Recorded data:
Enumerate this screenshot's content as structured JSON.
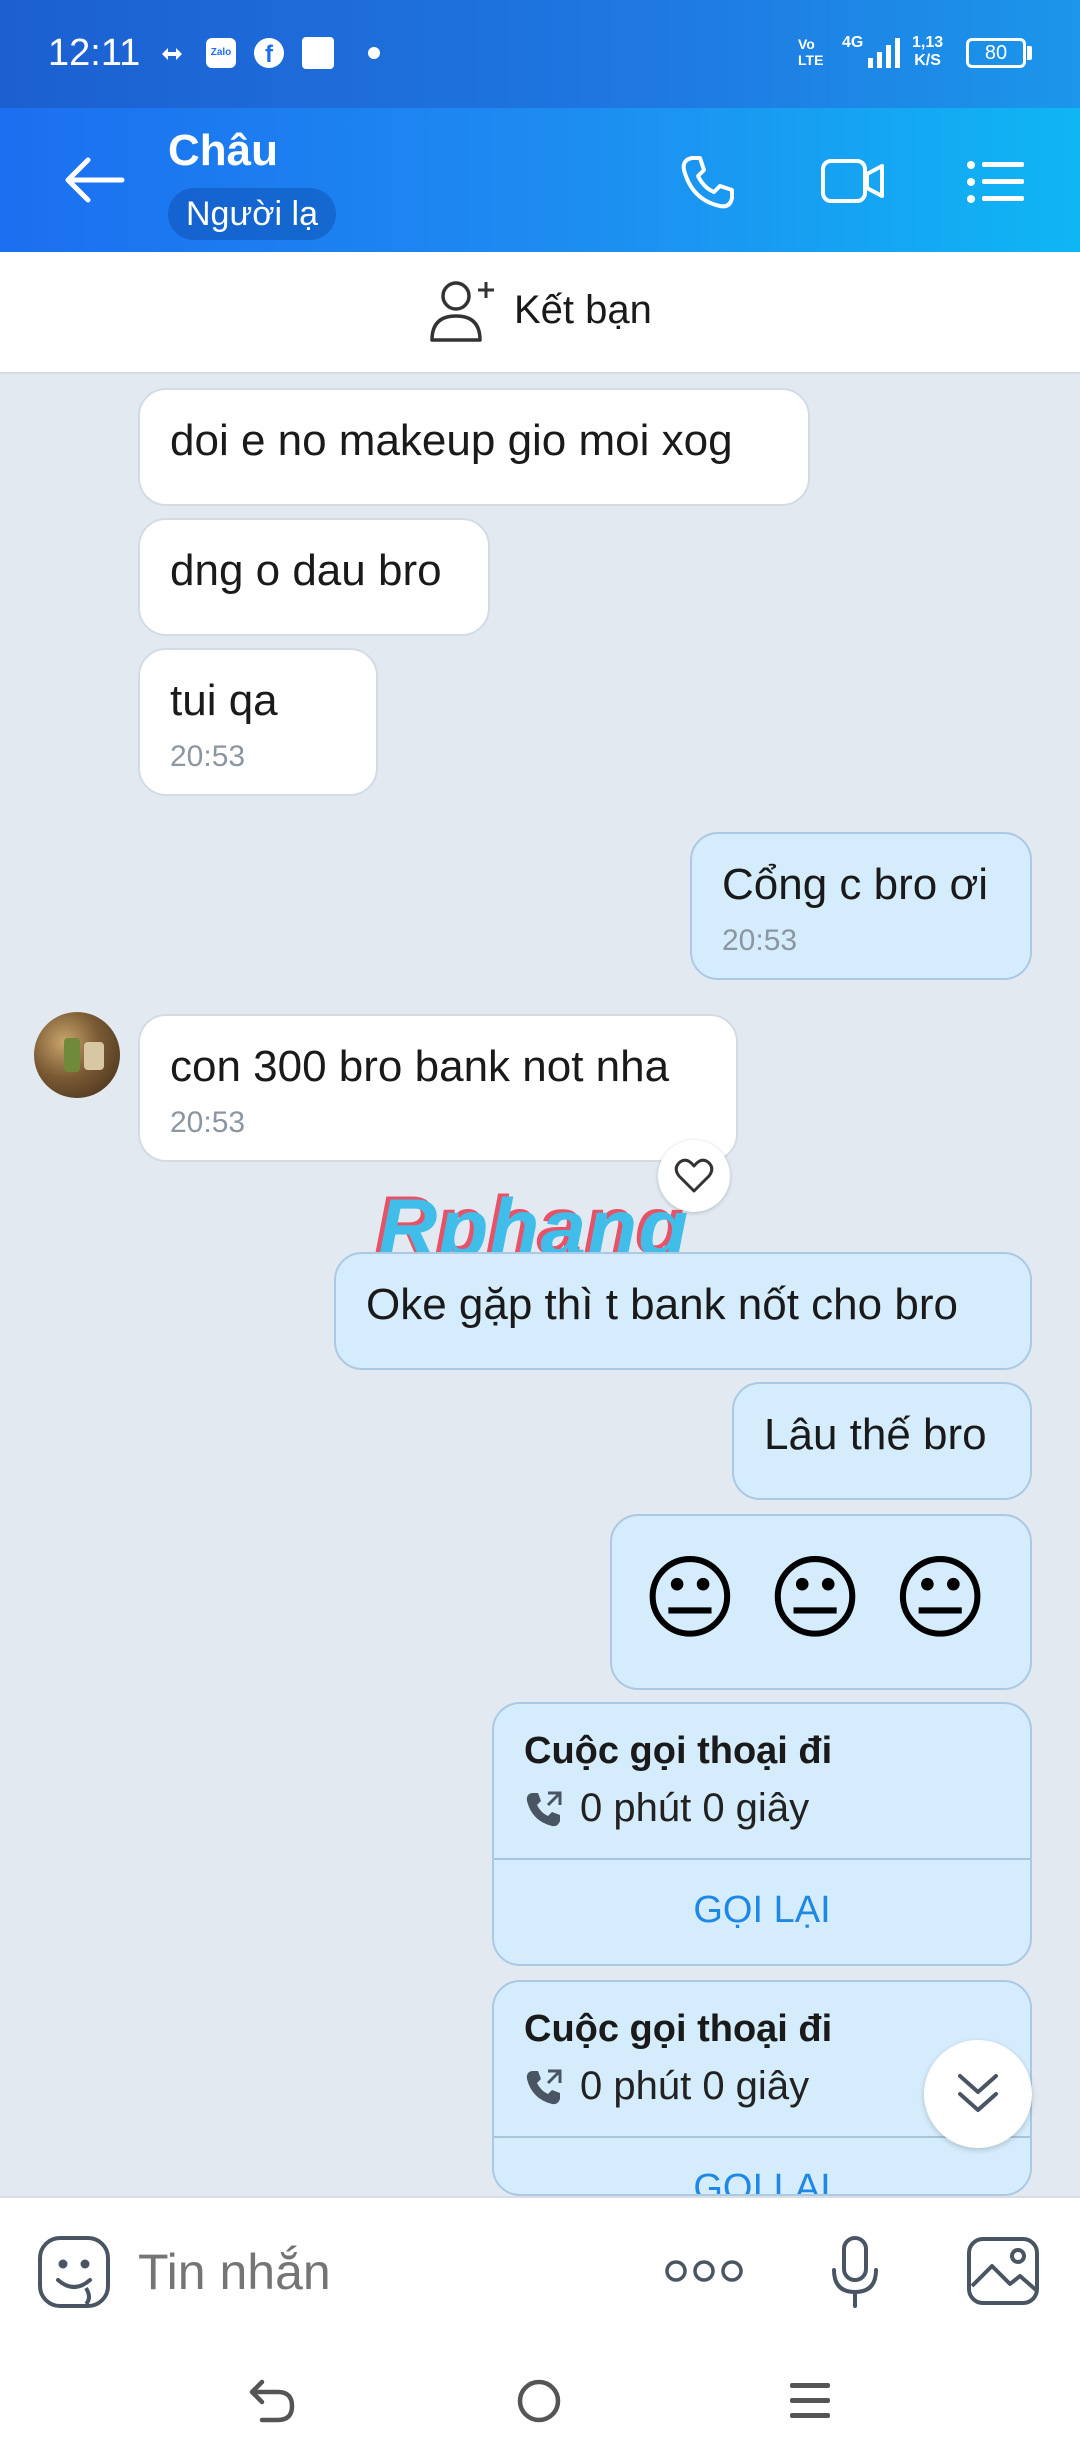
{
  "status_bar": {
    "time": "12:11",
    "net_type": "4G",
    "volte": "Vo\nLTE",
    "speed_top": "1,13",
    "speed_bottom": "K/S",
    "battery": "80"
  },
  "header": {
    "contact_name": "Châu",
    "contact_tag": "Người lạ"
  },
  "add_friend": {
    "label": "Kết bạn"
  },
  "messages": [
    {
      "dir": "in",
      "text": "doi e no makeup gio moi xog"
    },
    {
      "dir": "in",
      "text": "dng o dau bro"
    },
    {
      "dir": "in",
      "text": "tui qa",
      "time": "20:53"
    },
    {
      "dir": "out",
      "text": "Cổng c bro ơi",
      "time": "20:53"
    },
    {
      "dir": "in",
      "text": "con 300 bro bank not nha",
      "time": "20:53"
    },
    {
      "dir": "out",
      "text": "Oke gặp thì t bank nốt cho bro"
    },
    {
      "dir": "out",
      "text": "Lâu thế bro"
    },
    {
      "dir": "out",
      "text": "😐 😐 😐"
    }
  ],
  "calls": [
    {
      "title": "Cuộc gọi thoại đi",
      "duration": "0 phút 0 giây",
      "action": "GỌI LẠI"
    },
    {
      "title": "Cuộc gọi thoại đi",
      "duration": "0 phút 0 giây",
      "action": "GỌI LẠI"
    }
  ],
  "watermark": "Rphang",
  "composer": {
    "placeholder": "Tin nhắn"
  },
  "colors": {
    "header_gradient_start": "#1c6ff0",
    "header_gradient_end": "#0fb6f4",
    "chat_background": "#e2e9f1",
    "outgoing_bubble": "#d5ecfc",
    "incoming_bubble": "#ffffff",
    "accent": "#1e88e5"
  },
  "icons": {
    "status": [
      "sync-icon",
      "zalo-icon",
      "facebook-icon",
      "notification-square-icon",
      "dot-icon",
      "signal-icon",
      "battery-icon"
    ],
    "header": [
      "back-arrow-icon",
      "phone-icon",
      "video-call-icon",
      "list-menu-icon"
    ],
    "composer": [
      "sticker-icon",
      "more-icon",
      "microphone-icon",
      "gallery-icon"
    ],
    "nav": [
      "back-nav-icon",
      "home-nav-icon",
      "recents-nav-icon"
    ]
  }
}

Task details:
Repeat every record precisely. Any picture among them stays out of the copy.

Answer in full:
Enumerate this screenshot's content as structured JSON.
{
  "status_bar": {
    "time": "12:11",
    "net_type": "4G",
    "volte": "Vo\nLTE",
    "speed_top": "1,13",
    "speed_bottom": "K/S",
    "battery": "80"
  },
  "header": {
    "contact_name": "Châu",
    "contact_tag": "Người lạ"
  },
  "add_friend": {
    "label": "Kết bạn"
  },
  "messages": [
    {
      "dir": "in",
      "text": "doi e no makeup gio moi xog"
    },
    {
      "dir": "in",
      "text": "dng o dau bro"
    },
    {
      "dir": "in",
      "text": "tui qa",
      "time": "20:53"
    },
    {
      "dir": "out",
      "text": "Cổng c bro ơi",
      "time": "20:53"
    },
    {
      "dir": "in",
      "text": "con 300 bro bank not nha",
      "time": "20:53"
    },
    {
      "dir": "out",
      "text": "Oke gặp thì t bank nốt cho bro"
    },
    {
      "dir": "out",
      "text": "Lâu thế bro"
    },
    {
      "dir": "out",
      "text": "😐 😐 😐"
    }
  ],
  "calls": [
    {
      "title": "Cuộc gọi thoại đi",
      "duration": "0 phút 0 giây",
      "action": "GỌI LẠI"
    },
    {
      "title": "Cuộc gọi thoại đi",
      "duration": "0 phút 0 giây",
      "action": "GỌI LẠI"
    }
  ],
  "watermark": "Rphang",
  "composer": {
    "placeholder": "Tin nhắn"
  },
  "colors": {
    "header_gradient_start": "#1c6ff0",
    "header_gradient_end": "#0fb6f4",
    "chat_background": "#e2e9f1",
    "outgoing_bubble": "#d5ecfc",
    "incoming_bubble": "#ffffff",
    "accent": "#1e88e5"
  },
  "icons": {
    "status": [
      "sync-icon",
      "zalo-icon",
      "facebook-icon",
      "notification-square-icon",
      "dot-icon",
      "signal-icon",
      "battery-icon"
    ],
    "header": [
      "back-arrow-icon",
      "phone-icon",
      "video-call-icon",
      "list-menu-icon"
    ],
    "composer": [
      "sticker-icon",
      "more-icon",
      "microphone-icon",
      "gallery-icon"
    ],
    "nav": [
      "back-nav-icon",
      "home-nav-icon",
      "recents-nav-icon"
    ]
  }
}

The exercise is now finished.